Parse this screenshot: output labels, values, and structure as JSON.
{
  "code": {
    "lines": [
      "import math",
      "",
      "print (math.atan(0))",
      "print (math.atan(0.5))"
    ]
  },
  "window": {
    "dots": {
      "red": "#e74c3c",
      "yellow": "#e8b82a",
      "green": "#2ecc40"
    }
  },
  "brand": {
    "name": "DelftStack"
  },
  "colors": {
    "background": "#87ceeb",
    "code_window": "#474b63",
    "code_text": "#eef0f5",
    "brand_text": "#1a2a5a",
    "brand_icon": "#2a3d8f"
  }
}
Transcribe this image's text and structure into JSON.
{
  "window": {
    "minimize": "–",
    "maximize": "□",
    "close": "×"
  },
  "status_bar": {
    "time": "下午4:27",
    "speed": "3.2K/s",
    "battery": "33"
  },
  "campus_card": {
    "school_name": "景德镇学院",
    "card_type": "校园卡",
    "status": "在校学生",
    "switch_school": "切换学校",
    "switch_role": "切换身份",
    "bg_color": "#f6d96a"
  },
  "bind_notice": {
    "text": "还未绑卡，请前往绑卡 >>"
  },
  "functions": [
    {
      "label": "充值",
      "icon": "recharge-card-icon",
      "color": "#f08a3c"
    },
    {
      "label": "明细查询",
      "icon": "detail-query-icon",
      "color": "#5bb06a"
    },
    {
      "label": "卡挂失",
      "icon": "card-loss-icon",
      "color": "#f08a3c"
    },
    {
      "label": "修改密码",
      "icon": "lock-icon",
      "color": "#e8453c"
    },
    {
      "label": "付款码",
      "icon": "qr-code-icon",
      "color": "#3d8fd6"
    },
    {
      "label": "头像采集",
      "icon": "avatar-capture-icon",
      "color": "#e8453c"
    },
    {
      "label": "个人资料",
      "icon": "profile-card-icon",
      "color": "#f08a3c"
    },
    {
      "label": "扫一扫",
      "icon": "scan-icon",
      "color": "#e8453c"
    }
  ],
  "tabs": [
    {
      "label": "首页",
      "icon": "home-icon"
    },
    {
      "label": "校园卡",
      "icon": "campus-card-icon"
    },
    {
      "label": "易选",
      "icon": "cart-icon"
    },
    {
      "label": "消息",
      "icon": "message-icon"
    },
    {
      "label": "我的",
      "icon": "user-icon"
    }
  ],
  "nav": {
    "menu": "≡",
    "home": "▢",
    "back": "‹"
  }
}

▶ AIM OF THE TASK: Give solely the number of lines in the data that contain the string "math".

▶ COMPLETE OUTPUT: 3